> **GIVEN TASK**: Could you rewrite the material from the line with "Extract all elements" up to and including the line with "- sanitary-row-label: insufficient: [316, 333, 390, 348]", putting "bakeries" in place of "bakehouses" and leaving everything else unchanged?

[Data records]
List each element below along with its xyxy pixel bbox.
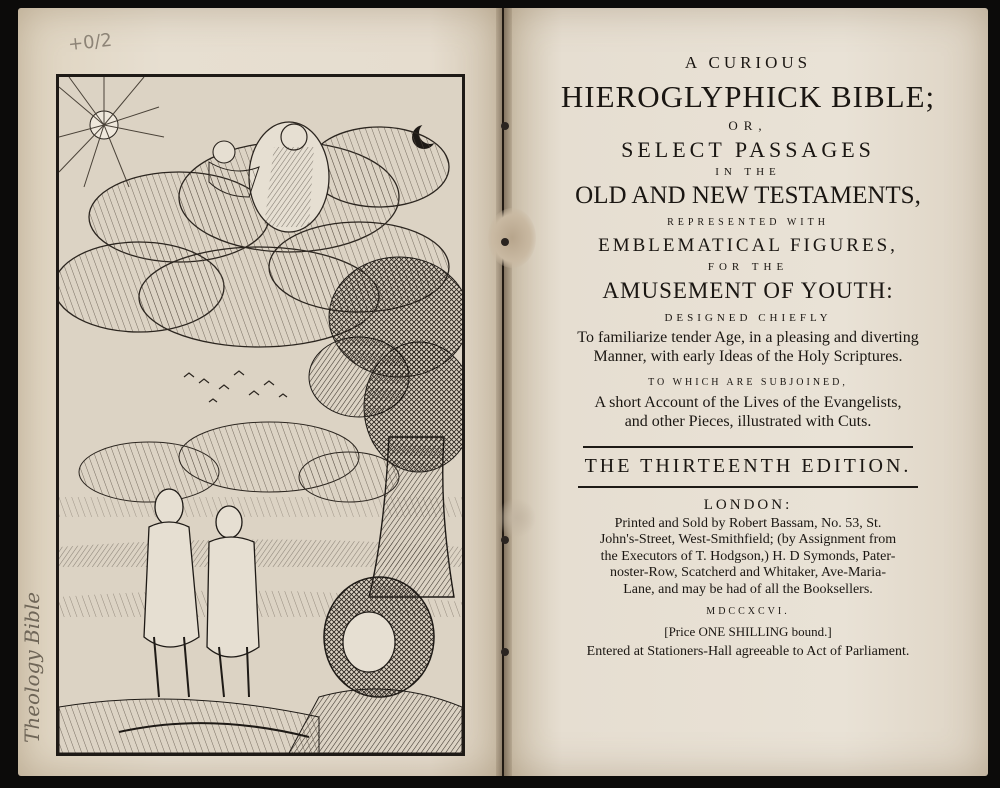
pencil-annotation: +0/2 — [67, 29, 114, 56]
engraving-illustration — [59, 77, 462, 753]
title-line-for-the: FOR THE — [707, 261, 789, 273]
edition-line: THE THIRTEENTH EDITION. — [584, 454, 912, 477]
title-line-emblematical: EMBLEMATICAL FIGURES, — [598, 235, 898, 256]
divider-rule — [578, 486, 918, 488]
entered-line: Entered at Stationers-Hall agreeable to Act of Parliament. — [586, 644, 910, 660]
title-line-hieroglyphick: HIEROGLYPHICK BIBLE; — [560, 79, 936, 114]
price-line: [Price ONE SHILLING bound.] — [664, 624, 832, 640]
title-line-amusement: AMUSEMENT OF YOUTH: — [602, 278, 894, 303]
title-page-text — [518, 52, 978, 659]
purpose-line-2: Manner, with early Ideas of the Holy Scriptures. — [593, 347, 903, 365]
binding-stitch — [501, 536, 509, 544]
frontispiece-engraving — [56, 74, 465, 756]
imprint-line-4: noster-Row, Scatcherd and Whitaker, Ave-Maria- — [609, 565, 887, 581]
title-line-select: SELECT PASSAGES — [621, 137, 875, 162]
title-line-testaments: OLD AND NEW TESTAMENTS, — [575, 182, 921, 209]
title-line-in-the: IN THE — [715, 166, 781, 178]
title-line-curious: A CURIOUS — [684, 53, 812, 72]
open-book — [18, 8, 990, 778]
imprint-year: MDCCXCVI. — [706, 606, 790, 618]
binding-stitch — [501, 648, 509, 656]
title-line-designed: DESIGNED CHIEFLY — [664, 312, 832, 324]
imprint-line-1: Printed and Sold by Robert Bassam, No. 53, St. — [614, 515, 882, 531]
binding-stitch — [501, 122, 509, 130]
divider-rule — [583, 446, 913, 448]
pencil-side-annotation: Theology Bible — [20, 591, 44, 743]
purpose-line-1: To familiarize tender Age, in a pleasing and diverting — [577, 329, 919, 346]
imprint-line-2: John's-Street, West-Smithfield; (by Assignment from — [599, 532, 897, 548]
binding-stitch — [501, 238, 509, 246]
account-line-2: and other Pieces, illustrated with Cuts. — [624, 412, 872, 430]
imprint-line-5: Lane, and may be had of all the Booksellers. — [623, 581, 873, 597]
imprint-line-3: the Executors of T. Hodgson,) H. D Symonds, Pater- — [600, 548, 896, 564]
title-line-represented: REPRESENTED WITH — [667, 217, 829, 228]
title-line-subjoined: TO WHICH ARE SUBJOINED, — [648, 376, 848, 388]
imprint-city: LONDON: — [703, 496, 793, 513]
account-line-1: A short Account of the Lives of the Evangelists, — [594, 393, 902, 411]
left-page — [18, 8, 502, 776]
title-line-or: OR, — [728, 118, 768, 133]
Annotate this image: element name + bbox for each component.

==

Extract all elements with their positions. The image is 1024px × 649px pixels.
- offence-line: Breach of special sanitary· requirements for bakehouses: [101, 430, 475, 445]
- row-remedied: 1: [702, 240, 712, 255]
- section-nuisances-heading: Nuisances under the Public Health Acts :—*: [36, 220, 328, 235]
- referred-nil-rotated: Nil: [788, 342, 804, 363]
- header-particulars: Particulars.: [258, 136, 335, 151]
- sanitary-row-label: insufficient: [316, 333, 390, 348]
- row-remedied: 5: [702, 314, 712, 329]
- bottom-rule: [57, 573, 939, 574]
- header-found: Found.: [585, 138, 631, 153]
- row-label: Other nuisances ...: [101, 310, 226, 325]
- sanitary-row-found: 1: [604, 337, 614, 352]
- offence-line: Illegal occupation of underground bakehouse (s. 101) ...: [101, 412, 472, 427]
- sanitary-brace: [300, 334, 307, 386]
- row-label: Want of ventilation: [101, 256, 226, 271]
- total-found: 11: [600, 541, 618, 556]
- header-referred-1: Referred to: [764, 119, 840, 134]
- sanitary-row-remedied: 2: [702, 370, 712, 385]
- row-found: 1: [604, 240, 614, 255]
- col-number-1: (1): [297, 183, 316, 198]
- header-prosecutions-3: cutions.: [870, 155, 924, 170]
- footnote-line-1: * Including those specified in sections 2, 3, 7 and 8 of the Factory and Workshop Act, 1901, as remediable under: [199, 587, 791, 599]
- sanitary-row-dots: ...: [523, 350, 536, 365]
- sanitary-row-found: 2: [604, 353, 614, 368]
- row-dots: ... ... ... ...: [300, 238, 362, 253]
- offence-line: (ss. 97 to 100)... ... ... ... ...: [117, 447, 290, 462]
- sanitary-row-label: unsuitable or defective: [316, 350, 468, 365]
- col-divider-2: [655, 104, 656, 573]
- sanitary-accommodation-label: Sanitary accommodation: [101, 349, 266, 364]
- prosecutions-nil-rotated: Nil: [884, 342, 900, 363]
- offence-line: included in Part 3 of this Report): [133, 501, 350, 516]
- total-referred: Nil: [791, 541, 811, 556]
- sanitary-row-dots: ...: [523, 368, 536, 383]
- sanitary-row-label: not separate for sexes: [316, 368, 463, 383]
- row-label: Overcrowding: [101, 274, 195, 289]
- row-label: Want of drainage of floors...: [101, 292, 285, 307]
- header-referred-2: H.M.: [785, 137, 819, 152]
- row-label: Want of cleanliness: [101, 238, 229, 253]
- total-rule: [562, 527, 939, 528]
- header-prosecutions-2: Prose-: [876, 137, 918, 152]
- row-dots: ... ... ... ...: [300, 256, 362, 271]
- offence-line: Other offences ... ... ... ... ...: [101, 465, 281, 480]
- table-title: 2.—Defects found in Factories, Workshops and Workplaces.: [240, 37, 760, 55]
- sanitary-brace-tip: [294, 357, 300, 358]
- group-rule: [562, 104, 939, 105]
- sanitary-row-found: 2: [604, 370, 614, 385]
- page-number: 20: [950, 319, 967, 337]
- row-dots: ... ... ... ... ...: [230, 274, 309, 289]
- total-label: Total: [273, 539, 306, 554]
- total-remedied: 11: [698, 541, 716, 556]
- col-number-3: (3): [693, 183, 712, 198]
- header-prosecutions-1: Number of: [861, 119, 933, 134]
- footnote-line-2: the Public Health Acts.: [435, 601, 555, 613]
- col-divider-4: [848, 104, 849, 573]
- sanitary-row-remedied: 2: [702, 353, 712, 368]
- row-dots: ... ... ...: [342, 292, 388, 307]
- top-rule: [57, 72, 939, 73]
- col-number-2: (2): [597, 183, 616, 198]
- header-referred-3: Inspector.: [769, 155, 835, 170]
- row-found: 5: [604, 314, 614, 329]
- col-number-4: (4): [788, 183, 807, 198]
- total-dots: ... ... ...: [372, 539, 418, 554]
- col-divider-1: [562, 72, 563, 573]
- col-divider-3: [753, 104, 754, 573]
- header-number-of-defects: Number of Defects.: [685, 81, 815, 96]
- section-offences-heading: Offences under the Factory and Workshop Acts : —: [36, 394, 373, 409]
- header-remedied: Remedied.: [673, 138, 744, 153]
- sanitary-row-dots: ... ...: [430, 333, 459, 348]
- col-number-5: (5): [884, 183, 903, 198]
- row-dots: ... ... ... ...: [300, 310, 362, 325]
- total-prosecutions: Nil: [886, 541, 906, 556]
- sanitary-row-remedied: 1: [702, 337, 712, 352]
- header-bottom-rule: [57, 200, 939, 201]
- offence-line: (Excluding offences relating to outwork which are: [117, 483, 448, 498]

> **TASK RESPONSE**:
Extract all elements with their positions. The image is 1024px × 649px pixels.
- offence-line: Breach of special sanitary· requirements for bakeries: [101, 430, 475, 445]
- row-remedied: 1: [702, 240, 712, 255]
- section-nuisances-heading: Nuisances under the Public Health Acts :—*: [36, 220, 328, 235]
- referred-nil-rotated: Nil: [788, 342, 804, 363]
- header-particulars: Particulars.: [258, 136, 335, 151]
- sanitary-row-label: insufficient: [316, 333, 390, 348]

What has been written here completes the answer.